▶ Tareas del ejercicio:
1) Reescribe de forma más breve el párrafo del texto sobre salud visual que empieza con «Los organismos insisten en distinguir» y conserva sus datos principales.
2) Retoma el texto sobre los hábitos que ponen en riesgo la salud visual y continúalo después de su último párrafo.

▶ Texto de origen:
----
Salud

Hábitos cotidianos que ponen en riesgo la salud visual y qué medidas recomiendan expertos

La Organización Mundial de la Salud calcula que 2.200 millones de personas presentan discapacidad visual; expertos señalan que hábitos como el exceso de pantallas, tabaquismo y mala alimentación influyen y que hasta 1.000 millones de casos podrían evitarse o aún no reciben tratamiento.

Hábitos cotidianos que ponen en riesgo la salud visual y qué medidas recomiendan expertos
©Ilustración Néstor Quintero Ibáñez / we-news.com

La Organización Mundial de la Salud (OMS) estima que 2.200 millones de personas en el mundo viven con algún grado de discapacidad visual o ceguera, y advierte que cerca de 1.000 millones de esos casos podrían haberse prevenido o todavía no han recibido atención oportuna. Ante esos datos, especialistas y organismos internacionales subrayan que ciertos hábitos cotidianos influyen en la salud ocular y que existen medidas de prevención basadas en evidencia.

Factores de riesgo vinculados al estilo de vida

Documentos de la OMS, la International Agency for the Prevention of Blindness (IAPB) y reportes especializados coinciden en que la salud visual depende de múltiples factores más allá de la edad y las revisiones médicas. Entre los aspectos identificados como perjudiciales o de riesgo se encuentran:

  • Exceso de tiempo frente a pantallas y otras tareas de visión cercana, asociado con fatiga visual.
  • Consumo de tabaco, que incrementa el riesgo de enfermedades oculares crónicas.
  • Mala alimentación que no aporte nutrientes clave para la función retinal y vascular ocular.
  • Control insuficiente de enfermedades sistémicas, como la diabetes, que puede derivar en retinopatía.

Los organismos insisten en distinguir entre síntomas temporales —como la fatiga visual por trabajos prolongados de visión cercana— y enfermedades más graves que requieren diagnóstico y tratamiento especializado, como la degeneración macular asociada a la edad, el glaucoma o la retinopatía diabética.
----
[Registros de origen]
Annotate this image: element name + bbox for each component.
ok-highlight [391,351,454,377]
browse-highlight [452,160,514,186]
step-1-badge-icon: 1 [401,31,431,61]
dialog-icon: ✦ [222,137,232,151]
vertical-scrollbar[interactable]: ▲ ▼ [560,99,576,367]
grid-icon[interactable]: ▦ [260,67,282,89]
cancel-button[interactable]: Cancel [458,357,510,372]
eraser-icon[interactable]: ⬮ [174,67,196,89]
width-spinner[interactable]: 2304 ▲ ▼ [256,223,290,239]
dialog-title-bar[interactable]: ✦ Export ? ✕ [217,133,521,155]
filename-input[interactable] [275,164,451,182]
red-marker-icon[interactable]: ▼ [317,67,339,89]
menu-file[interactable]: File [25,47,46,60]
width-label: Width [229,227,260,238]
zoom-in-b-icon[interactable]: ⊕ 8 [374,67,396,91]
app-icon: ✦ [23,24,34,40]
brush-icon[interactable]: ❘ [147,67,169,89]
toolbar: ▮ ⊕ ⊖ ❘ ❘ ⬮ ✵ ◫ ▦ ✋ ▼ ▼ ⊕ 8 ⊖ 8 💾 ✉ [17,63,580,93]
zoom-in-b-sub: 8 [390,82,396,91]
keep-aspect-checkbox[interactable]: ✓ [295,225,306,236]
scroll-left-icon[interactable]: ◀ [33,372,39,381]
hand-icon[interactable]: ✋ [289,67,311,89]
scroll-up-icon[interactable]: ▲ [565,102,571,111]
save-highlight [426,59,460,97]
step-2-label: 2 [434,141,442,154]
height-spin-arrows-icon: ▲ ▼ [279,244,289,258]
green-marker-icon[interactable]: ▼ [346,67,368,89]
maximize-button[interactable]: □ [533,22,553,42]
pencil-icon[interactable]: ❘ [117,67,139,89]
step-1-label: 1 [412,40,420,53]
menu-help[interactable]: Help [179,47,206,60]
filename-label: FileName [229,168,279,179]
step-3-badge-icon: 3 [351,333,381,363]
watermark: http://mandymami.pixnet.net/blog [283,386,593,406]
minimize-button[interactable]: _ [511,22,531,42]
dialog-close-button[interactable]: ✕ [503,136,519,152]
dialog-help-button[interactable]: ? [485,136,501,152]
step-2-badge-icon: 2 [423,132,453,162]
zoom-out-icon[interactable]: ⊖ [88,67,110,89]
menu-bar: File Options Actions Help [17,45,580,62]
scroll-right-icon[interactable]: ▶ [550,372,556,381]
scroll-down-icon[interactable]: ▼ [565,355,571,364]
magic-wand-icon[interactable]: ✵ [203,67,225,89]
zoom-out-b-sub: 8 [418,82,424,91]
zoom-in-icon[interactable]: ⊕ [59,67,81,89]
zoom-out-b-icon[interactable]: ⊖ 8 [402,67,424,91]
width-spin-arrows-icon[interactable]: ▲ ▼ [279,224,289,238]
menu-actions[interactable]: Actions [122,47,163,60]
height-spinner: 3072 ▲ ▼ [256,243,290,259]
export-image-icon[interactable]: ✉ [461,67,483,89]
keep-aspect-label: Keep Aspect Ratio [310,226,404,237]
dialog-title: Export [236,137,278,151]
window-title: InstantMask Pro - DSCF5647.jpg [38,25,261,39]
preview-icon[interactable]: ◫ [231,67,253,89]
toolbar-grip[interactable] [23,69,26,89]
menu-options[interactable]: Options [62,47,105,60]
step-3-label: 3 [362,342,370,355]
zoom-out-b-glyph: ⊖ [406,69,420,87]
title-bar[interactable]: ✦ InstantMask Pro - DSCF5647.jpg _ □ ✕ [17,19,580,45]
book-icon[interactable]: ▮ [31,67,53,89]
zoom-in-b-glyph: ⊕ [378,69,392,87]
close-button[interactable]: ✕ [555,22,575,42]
----
▶ Respuestas escritas:
1) Los organismos diferencian los síntomas pasajeros, como la fatiga visual por tareas prolongadas de visión cercana, de las enfermedades graves que exigen diagnóstico y tratamiento especializado: la degeneración macular asociada a la edad, el glaucoma y la retinopatía diabética.

2)
Qué dice la evidencia y qué medidas recomiendan

La OMS y la IAPB promueven estrategias preventivas respaldadas por observaciones epidemiológicas y estudios clínicos: aumentar el tiempo que los niños pasan al aire libre y reducir actividades prolongadas de visión cercana puede ayudar a disminuir la progresión de errores refractivos y la fatiga ocular. Para adultos, las recomendaciones incluyen pausas regulares durante trabajos frente a pantallas, adoptar una higiene visual adecuada y controlar factores de riesgo sistémicos.

“La evidencia institucional diferencia entre molestias temporales por fatiga visual y enfermedades oculares de mayor gravedad”, señalan los organismos internacionales.

Además de las medidas comportamentales, la detección precoz y el acceso a tratamientos oportunos son cruciales: según la OMS, un número importante de pérdidas visuales podrían evitarse con intervenciones sencillas y políticas de salud pública que garanticen cobertura y seguimiento.

Datos clave

Indicador Cifra
Personas con discapacidad visual o ceguera (OMS) 2,200 millones
Casos evitables o no tratados 1,000 millones

Estos números subrayan la magnitud del problema global y la oportunidad de intervención en niveles individuales y de salud pública.

Implicaciones y recomendaciones prácticas

Para reducir riesgos y proteger la visión, las instituciones sanitarias sugieren acciones concretas que pueden incorporarse a la vida diaria. Entre las recomendaciones más citadas se encuentran:

  • Limitar periodos prolongados de trabajo en visión cercana; aplicar la regla 20-20-20: cada 20 minutos mirar algo a 20 pies (unos 6 metros) durante 20 segundos.
  • Aumentar el tiempo de actividades al aire libre en niños para reducir la progresión de la miopía.
  • Adoptar una dieta balanceada rica en nutrientes vinculados con la salud ocular y evitar el tabaquismo.
  • Controlar enfermedades crónicas como la diabetes y la hipertensión mediante seguimiento médico y tratamientos indicados.
  • Realizar revisiones oftalmológicas periódicas y buscar atención especializada ante cambios en la visión.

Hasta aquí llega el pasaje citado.